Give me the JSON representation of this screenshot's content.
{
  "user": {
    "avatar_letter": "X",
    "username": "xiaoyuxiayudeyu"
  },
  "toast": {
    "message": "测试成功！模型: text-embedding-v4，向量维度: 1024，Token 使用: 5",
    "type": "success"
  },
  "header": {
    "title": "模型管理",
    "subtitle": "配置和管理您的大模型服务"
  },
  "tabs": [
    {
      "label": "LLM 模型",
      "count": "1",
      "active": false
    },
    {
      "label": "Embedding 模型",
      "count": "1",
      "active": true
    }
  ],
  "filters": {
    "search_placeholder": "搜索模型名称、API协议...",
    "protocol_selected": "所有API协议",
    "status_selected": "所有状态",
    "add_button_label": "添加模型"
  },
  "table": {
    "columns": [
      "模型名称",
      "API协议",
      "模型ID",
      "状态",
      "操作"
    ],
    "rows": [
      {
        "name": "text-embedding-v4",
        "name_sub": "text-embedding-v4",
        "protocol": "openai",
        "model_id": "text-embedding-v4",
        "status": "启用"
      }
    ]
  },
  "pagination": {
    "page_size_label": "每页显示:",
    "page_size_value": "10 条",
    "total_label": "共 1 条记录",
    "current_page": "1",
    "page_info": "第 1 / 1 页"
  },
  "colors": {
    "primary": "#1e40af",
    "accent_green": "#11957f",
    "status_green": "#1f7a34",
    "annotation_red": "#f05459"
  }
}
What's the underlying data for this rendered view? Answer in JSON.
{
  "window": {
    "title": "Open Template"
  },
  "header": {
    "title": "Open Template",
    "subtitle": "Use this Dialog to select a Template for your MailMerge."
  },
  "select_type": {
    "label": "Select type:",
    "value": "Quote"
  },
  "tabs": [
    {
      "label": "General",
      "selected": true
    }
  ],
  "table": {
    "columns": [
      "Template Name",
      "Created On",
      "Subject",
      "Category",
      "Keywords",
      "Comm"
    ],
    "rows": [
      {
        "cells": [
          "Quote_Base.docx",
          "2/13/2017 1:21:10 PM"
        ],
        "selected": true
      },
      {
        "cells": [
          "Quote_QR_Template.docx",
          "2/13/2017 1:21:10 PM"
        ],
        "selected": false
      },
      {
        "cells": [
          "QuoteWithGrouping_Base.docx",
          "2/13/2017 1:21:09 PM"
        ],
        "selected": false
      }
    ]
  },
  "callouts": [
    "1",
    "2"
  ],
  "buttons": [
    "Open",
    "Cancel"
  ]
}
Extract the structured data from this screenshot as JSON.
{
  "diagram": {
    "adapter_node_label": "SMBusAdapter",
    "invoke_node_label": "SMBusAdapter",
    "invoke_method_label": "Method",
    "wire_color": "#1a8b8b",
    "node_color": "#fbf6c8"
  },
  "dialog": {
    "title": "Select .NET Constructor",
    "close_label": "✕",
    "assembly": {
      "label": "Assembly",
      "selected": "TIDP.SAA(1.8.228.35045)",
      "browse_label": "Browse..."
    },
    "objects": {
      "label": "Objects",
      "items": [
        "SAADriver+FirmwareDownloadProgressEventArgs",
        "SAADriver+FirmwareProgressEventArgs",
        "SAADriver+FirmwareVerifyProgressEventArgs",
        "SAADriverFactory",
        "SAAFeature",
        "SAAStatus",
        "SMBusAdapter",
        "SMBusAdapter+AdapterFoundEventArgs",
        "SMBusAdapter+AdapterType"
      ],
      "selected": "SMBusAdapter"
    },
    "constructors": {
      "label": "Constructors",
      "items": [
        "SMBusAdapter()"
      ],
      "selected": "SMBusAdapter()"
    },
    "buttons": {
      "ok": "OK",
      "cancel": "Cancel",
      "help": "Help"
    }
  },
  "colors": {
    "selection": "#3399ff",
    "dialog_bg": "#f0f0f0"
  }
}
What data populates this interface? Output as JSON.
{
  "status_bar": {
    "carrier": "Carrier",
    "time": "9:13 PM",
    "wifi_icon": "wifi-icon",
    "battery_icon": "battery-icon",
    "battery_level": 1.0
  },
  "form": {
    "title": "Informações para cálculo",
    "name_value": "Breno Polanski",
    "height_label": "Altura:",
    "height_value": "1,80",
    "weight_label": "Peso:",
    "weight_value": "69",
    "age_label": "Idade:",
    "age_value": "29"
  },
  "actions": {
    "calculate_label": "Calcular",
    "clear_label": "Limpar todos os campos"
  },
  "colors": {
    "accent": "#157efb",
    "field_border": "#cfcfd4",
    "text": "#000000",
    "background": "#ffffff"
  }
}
· · · · ·
[What this task involves]: Please repeat the material above, word for word and in full.

[Response]:
Give me the JSON representation of this screenshot's content.
{
  "user": {
    "avatar_letter": "X",
    "username": "xiaoyuxiayudeyu"
  },
  "toast": {
    "message": "测试成功！模型: text-embedding-v4，向量维度: 1024，Token 使用: 5",
    "type": "success"
  },
  "header": {
    "title": "模型管理",
    "subtitle": "配置和管理您的大模型服务"
  },
  "tabs": [
    {
      "label": "LLM 模型",
      "count": "1",
      "active": false
    },
    {
      "label": "Embedding 模型",
      "count": "1",
      "active": true
    }
  ],
  "filters": {
    "search_placeholder": "搜索模型名称、API协议...",
    "protocol_selected": "所有API协议",
    "status_selected": "所有状态",
    "add_button_label": "添加模型"
  },
  "table": {
    "columns": [
      "模型名称",
      "API协议",
      "模型ID",
      "状态",
      "操作"
    ],
    "rows": [
      {
        "name": "text-embedding-v4",
        "name_sub": "text-embedding-v4",
        "protocol": "openai",
        "model_id": "text-embedding-v4",
        "status": "启用"
      }
    ]
  },
  "pagination": {
    "page_size_label": "每页显示:",
    "page_size_value": "10 条",
    "total_label": "共 1 条记录",
    "current_page": "1",
    "page_info": "第 1 / 1 页"
  },
  "colors": {
    "primary": "#1e40af",
    "accent_green": "#11957f",
    "status_green": "#1f7a34",
    "annotation_red": "#f05459"
  }
}
What's the underlying data for this rendered view? Answer in JSON.
{
  "window": {
    "title": "Open Template"
  },
  "header": {
    "title": "Open Template",
    "subtitle": "Use this Dialog to select a Template for your MailMerge."
  },
  "select_type": {
    "label": "Select type:",
    "value": "Quote"
  },
  "tabs": [
    {
      "label": "General",
      "selected": true
    }
  ],
  "table": {
    "columns": [
      "Template Name",
      "Created On",
      "Subject",
      "Category",
      "Keywords",
      "Comm"
    ],
    "rows": [
      {
        "cells": [
          "Quote_Base.docx",
          "2/13/2017 1:21:10 PM"
        ],
        "selected": true
      },
      {
        "cells": [
          "Quote_QR_Template.docx",
          "2/13/2017 1:21:10 PM"
        ],
        "selected": false
      },
      {
        "cells": [
          "QuoteWithGrouping_Base.docx",
          "2/13/2017 1:21:09 PM"
        ],
        "selected": false
      }
    ]
  },
  "callouts": [
    "1",
    "2"
  ],
  "buttons": [
    "Open",
    "Cancel"
  ]
}
Extract the structured data from this screenshot as JSON.
{
  "diagram": {
    "adapter_node_label": "SMBusAdapter",
    "invoke_node_label": "SMBusAdapter",
    "invoke_method_label": "Method",
    "wire_color": "#1a8b8b",
    "node_color": "#fbf6c8"
  },
  "dialog": {
    "title": "Select .NET Constructor",
    "close_label": "✕",
    "assembly": {
      "label": "Assembly",
      "selected": "TIDP.SAA(1.8.228.35045)",
      "browse_label": "Browse..."
    },
    "objects": {
      "label": "Objects",
      "items": [
        "SAADriver+FirmwareDownloadProgressEventArgs",
        "SAADriver+FirmwareProgressEventArgs",
        "SAADriver+FirmwareVerifyProgressEventArgs",
        "SAADriverFactory",
        "SAAFeature",
        "SAAStatus",
        "SMBusAdapter",
        "SMBusAdapter+AdapterFoundEventArgs",
        "SMBusAdapter+AdapterType"
      ],
      "selected": "SMBusAdapter"
    },
    "constructors": {
      "label": "Constructors",
      "items": [
        "SMBusAdapter()"
      ],
      "selected": "SMBusAdapter()"
    },
    "buttons": {
      "ok": "OK",
      "cancel": "Cancel",
      "help": "Help"
    }
  },
  "colors": {
    "selection": "#3399ff",
    "dialog_bg": "#f0f0f0"
  }
}
What data populates this interface? Output as JSON.
{
  "status_bar": {
    "carrier": "Carrier",
    "time": "9:13 PM",
    "wifi_icon": "wifi-icon",
    "battery_icon": "battery-icon",
    "battery_level": 1.0
  },
  "form": {
    "title": "Informações para cálculo",
    "name_value": "Breno Polanski",
    "height_label": "Altura:",
    "height_value": "1,80",
    "weight_label": "Peso:",
    "weight_value": "69",
    "age_label": "Idade:",
    "age_value": "29"
  },
  "actions": {
    "calculate_label": "Calcular",
    "clear_label": "Limpar todos os campos"
  },
  "colors": {
    "accent": "#157efb",
    "field_border": "#cfcfd4",
    "text": "#000000",
    "background": "#ffffff"
  }
}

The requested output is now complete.